Entries from a visual dataset:
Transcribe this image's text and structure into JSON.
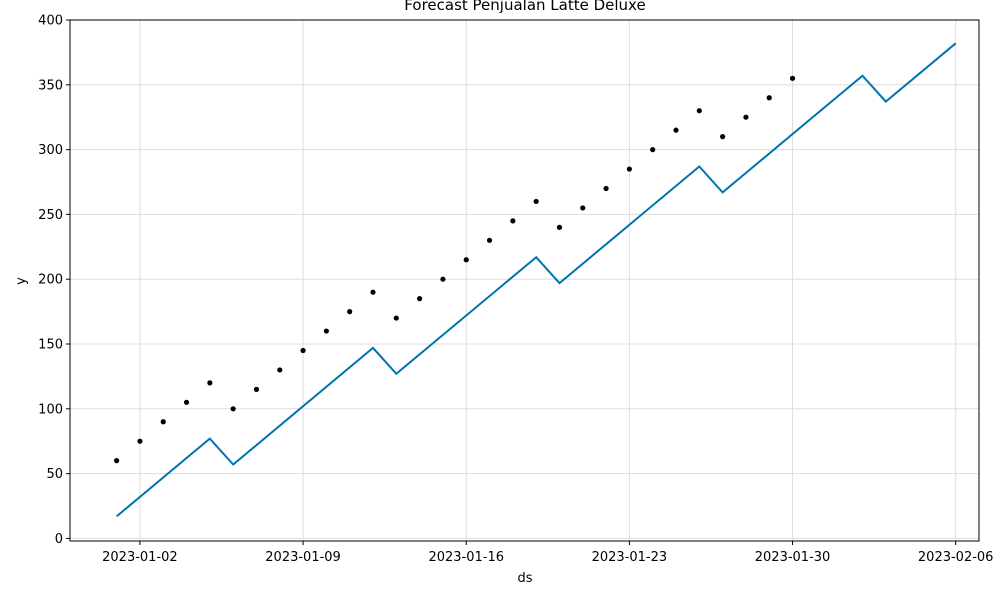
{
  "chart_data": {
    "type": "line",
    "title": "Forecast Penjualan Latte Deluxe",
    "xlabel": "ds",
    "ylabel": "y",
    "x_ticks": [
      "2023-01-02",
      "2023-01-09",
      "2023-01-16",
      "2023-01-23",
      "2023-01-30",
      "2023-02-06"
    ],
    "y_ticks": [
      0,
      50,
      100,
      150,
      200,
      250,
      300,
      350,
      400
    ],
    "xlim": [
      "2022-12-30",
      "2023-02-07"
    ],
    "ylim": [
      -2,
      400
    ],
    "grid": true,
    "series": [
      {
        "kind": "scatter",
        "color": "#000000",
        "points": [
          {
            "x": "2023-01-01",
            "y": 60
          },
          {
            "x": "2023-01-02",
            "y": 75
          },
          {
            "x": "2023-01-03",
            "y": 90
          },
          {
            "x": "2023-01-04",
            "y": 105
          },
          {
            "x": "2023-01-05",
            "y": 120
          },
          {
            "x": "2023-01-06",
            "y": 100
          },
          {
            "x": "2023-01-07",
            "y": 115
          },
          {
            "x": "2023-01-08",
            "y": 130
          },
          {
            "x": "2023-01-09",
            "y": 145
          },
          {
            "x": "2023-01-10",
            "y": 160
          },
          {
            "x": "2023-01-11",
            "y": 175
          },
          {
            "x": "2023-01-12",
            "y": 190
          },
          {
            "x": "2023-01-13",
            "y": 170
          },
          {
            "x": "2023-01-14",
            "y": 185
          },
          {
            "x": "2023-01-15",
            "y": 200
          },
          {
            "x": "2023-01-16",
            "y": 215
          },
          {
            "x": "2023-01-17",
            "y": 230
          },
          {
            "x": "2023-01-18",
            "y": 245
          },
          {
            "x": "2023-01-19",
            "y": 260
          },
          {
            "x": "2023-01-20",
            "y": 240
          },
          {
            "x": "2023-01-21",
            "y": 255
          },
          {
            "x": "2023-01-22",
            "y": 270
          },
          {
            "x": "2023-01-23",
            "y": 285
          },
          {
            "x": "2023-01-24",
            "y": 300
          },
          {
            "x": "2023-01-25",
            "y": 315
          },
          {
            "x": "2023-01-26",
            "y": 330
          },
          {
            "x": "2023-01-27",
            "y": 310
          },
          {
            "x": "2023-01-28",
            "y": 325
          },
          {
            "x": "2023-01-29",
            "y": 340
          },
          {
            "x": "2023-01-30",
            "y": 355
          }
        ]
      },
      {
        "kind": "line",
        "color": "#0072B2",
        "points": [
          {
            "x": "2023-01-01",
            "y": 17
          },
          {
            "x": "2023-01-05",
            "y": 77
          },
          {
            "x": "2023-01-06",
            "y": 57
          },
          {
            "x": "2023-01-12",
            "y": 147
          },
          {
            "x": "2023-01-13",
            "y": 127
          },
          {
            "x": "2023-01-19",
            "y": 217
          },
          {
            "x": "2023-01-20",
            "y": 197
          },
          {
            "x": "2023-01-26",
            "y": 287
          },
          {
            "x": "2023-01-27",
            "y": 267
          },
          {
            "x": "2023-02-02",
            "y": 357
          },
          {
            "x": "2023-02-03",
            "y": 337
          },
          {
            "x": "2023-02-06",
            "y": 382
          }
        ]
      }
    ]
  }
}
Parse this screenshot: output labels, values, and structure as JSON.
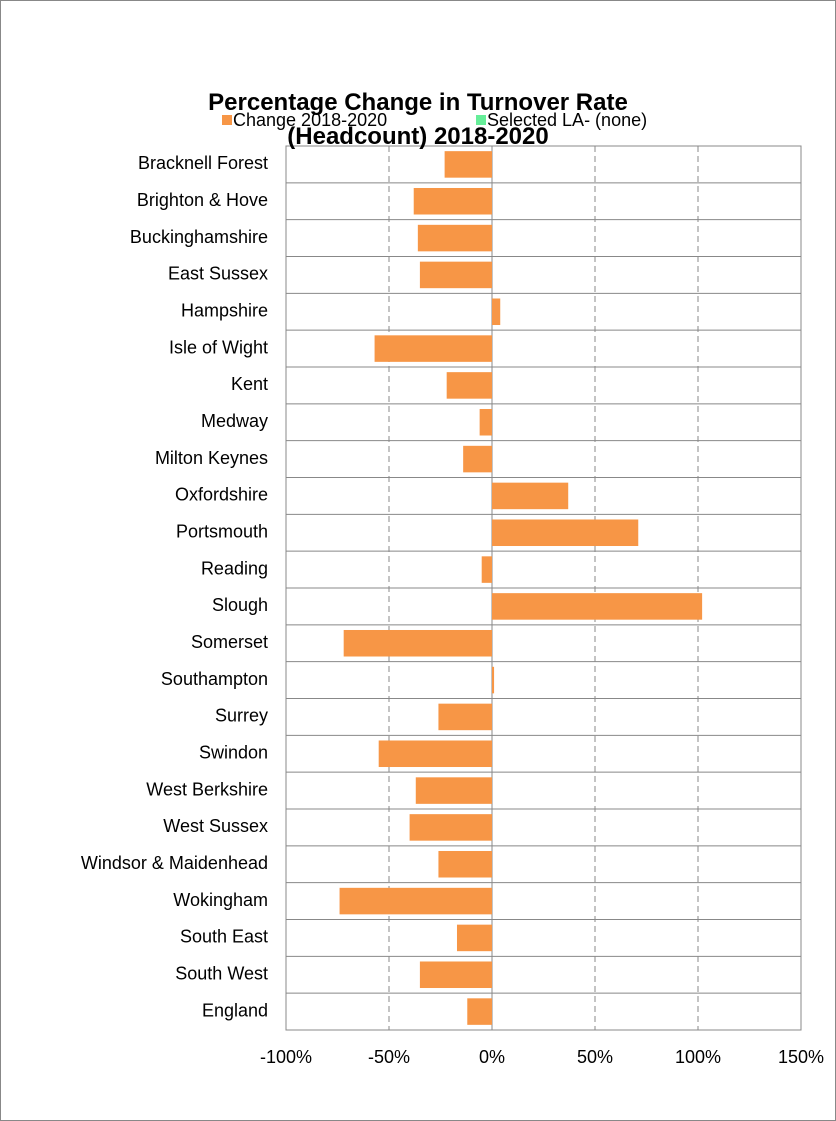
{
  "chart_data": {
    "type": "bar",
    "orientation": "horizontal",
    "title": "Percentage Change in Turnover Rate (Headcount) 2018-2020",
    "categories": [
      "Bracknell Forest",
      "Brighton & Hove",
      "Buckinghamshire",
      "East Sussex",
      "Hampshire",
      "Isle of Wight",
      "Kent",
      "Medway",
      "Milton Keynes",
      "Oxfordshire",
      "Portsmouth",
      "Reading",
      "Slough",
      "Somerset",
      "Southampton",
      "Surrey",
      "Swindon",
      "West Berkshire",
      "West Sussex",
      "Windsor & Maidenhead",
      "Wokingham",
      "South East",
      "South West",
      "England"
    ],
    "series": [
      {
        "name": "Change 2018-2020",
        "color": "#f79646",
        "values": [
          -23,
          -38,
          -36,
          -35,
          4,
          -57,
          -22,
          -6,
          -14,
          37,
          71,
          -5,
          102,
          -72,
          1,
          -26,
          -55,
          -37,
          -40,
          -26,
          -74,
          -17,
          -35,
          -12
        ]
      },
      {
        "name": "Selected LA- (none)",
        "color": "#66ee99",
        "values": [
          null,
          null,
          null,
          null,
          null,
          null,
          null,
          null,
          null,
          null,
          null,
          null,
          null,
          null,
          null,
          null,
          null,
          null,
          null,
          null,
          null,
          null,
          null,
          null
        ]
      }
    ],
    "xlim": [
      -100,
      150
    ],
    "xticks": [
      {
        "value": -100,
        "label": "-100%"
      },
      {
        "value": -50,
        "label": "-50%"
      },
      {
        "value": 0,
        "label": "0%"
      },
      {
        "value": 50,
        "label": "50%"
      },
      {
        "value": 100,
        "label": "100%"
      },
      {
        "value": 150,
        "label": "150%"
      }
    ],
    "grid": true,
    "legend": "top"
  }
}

WRITTEN TASK:
Print out the whole of the material word for word, without pictures.

SOLUTION:
Transcribe this image's text and structure into JSON.
{
  "chart_data": {
    "type": "line",
    "title": "Forecast Penjualan Latte Deluxe",
    "xlabel": "ds",
    "ylabel": "y",
    "x_ticks": [
      "2023-01-02",
      "2023-01-09",
      "2023-01-16",
      "2023-01-23",
      "2023-01-30",
      "2023-02-06"
    ],
    "y_ticks": [
      0,
      50,
      100,
      150,
      200,
      250,
      300,
      350,
      400
    ],
    "xlim": [
      "2022-12-30",
      "2023-02-07"
    ],
    "ylim": [
      -2,
      400
    ],
    "grid": true,
    "series": [
      {
        "kind": "scatter",
        "color": "#000000",
        "points": [
          {
            "x": "2023-01-01",
            "y": 60
          },
          {
            "x": "2023-01-02",
            "y": 75
          },
          {
            "x": "2023-01-03",
            "y": 90
          },
          {
            "x": "2023-01-04",
            "y": 105
          },
          {
            "x": "2023-01-05",
            "y": 120
          },
          {
            "x": "2023-01-06",
            "y": 100
          },
          {
            "x": "2023-01-07",
            "y": 115
          },
          {
            "x": "2023-01-08",
            "y": 130
          },
          {
            "x": "2023-01-09",
            "y": 145
          },
          {
            "x": "2023-01-10",
            "y": 160
          },
          {
            "x": "2023-01-11",
            "y": 175
          },
          {
            "x": "2023-01-12",
            "y": 190
          },
          {
            "x": "2023-01-13",
            "y": 170
          },
          {
            "x": "2023-01-14",
            "y": 185
          },
          {
            "x": "2023-01-15",
            "y": 200
          },
          {
            "x": "2023-01-16",
            "y": 215
          },
          {
            "x": "2023-01-17",
            "y": 230
          },
          {
            "x": "2023-01-18",
            "y": 245
          },
          {
            "x": "2023-01-19",
            "y": 260
          },
          {
            "x": "2023-01-20",
            "y": 240
          },
          {
            "x": "2023-01-21",
            "y": 255
          },
          {
            "x": "2023-01-22",
            "y": 270
          },
          {
            "x": "2023-01-23",
            "y": 285
          },
          {
            "x": "2023-01-24",
            "y": 300
          },
          {
            "x": "2023-01-25",
            "y": 315
          },
          {
            "x": "2023-01-26",
            "y": 330
          },
          {
            "x": "2023-01-27",
            "y": 310
          },
          {
            "x": "2023-01-28",
            "y": 325
          },
          {
            "x": "2023-01-29",
            "y": 340
          },
          {
            "x": "2023-01-30",
            "y": 355
          }
        ]
      },
      {
        "kind": "line",
        "color": "#0072B2",
        "points": [
          {
            "x": "2023-01-01",
            "y": 17
          },
          {
            "x": "2023-01-05",
            "y": 77
          },
          {
            "x": "2023-01-06",
            "y": 57
          },
          {
            "x": "2023-01-12",
            "y": 147
          },
          {
            "x": "2023-01-13",
            "y": 127
          },
          {
            "x": "2023-01-19",
            "y": 217
          },
          {
            "x": "2023-01-20",
            "y": 197
          },
          {
            "x": "2023-01-26",
            "y": 287
          },
          {
            "x": "2023-01-27",
            "y": 267
          },
          {
            "x": "2023-02-02",
            "y": 357
          },
          {
            "x": "2023-02-03",
            "y": 337
          },
          {
            "x": "2023-02-06",
            "y": 382
          }
        ]
      }
    ]
  }
}
Parse this screenshot: output labels, values, and structure as JSON.
{
  "chart_data": {
    "type": "bar",
    "orientation": "horizontal",
    "title": "Percentage Change in Turnover Rate (Headcount) 2018-2020",
    "categories": [
      "Bracknell Forest",
      "Brighton & Hove",
      "Buckinghamshire",
      "East Sussex",
      "Hampshire",
      "Isle of Wight",
      "Kent",
      "Medway",
      "Milton Keynes",
      "Oxfordshire",
      "Portsmouth",
      "Reading",
      "Slough",
      "Somerset",
      "Southampton",
      "Surrey",
      "Swindon",
      "West Berkshire",
      "West Sussex",
      "Windsor & Maidenhead",
      "Wokingham",
      "South East",
      "South West",
      "England"
    ],
    "series": [
      {
        "name": "Change 2018-2020",
        "color": "#f79646",
        "values": [
          -23,
          -38,
          -36,
          -35,
          4,
          -57,
          -22,
          -6,
          -14,
          37,
          71,
          -5,
          102,
          -72,
          1,
          -26,
          -55,
          -37,
          -40,
          -26,
          -74,
          -17,
          -35,
          -12
        ]
      },
      {
        "name": "Selected LA- (none)",
        "color": "#66ee99",
        "values": [
          null,
          null,
          null,
          null,
          null,
          null,
          null,
          null,
          null,
          null,
          null,
          null,
          null,
          null,
          null,
          null,
          null,
          null,
          null,
          null,
          null,
          null,
          null,
          null
        ]
      }
    ],
    "xlim": [
      -100,
      150
    ],
    "xticks": [
      {
        "value": -100,
        "label": "-100%"
      },
      {
        "value": -50,
        "label": "-50%"
      },
      {
        "value": 0,
        "label": "0%"
      },
      {
        "value": 50,
        "label": "50%"
      },
      {
        "value": 100,
        "label": "100%"
      },
      {
        "value": 150,
        "label": "150%"
      }
    ],
    "grid": true,
    "legend": "top"
  }
}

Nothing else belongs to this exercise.